== ROWS ==

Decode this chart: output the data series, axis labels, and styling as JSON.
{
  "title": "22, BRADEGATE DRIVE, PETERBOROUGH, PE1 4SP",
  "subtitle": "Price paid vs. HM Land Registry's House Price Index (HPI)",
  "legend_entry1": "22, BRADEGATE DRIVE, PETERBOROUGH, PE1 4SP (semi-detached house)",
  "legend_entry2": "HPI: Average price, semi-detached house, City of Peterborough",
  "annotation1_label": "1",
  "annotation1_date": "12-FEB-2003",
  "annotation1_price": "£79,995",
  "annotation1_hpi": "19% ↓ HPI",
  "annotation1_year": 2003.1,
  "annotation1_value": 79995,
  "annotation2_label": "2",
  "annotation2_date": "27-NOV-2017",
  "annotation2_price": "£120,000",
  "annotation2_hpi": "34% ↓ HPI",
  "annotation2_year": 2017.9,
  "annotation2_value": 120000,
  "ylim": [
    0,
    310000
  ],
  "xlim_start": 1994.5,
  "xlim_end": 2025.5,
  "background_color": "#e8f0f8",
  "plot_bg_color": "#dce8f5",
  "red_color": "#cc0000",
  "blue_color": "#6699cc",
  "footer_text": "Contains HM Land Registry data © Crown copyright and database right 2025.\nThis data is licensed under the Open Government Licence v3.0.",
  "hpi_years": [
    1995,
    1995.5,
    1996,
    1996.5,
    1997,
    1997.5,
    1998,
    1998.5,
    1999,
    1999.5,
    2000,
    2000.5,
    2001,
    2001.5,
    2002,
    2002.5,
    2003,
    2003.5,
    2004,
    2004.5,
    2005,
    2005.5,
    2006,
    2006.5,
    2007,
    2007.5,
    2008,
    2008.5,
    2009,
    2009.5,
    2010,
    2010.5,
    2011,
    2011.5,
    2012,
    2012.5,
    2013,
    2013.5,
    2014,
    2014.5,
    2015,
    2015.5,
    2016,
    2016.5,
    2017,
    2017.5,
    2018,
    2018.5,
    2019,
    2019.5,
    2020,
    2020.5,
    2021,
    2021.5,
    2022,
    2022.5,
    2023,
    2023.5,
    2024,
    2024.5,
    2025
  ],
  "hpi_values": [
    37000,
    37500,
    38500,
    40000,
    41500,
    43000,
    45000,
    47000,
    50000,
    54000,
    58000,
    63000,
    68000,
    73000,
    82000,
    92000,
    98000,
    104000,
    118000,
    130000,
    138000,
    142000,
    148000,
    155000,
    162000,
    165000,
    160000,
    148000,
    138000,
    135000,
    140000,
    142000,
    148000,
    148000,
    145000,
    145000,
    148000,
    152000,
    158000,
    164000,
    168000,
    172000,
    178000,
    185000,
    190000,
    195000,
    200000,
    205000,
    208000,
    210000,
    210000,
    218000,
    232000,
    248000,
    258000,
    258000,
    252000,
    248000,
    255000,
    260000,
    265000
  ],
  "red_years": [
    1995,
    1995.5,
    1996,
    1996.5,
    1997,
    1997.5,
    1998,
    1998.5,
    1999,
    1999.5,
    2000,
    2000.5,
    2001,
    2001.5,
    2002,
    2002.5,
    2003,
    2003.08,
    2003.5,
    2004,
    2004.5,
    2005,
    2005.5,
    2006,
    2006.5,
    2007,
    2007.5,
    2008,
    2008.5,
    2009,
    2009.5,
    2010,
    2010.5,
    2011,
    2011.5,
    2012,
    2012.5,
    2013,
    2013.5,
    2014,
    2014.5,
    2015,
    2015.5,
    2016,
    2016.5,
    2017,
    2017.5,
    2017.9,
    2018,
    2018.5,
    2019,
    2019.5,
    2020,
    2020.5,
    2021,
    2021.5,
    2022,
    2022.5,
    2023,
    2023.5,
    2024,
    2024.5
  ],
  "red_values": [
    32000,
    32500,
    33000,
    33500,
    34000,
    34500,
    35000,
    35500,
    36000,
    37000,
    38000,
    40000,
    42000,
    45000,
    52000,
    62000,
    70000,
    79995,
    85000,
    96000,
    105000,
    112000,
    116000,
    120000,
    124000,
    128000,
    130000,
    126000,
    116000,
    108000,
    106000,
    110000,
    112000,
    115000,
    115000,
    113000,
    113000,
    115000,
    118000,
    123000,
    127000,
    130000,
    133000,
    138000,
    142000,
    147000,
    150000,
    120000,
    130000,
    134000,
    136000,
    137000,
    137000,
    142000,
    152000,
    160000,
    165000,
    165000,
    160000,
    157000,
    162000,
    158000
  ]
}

===

WHAT TO DO - Find the string "data" in the entries above and return each line that holds it.

SOLVED PROBLEM -
Decode this chart: output the data series, axis labels, and styling as JSON.
  "footer_text": "Contains HM Land Registry data © Crown copyright and database right 2025.\nThis data is licensed under the Open Government Licence v3.0.",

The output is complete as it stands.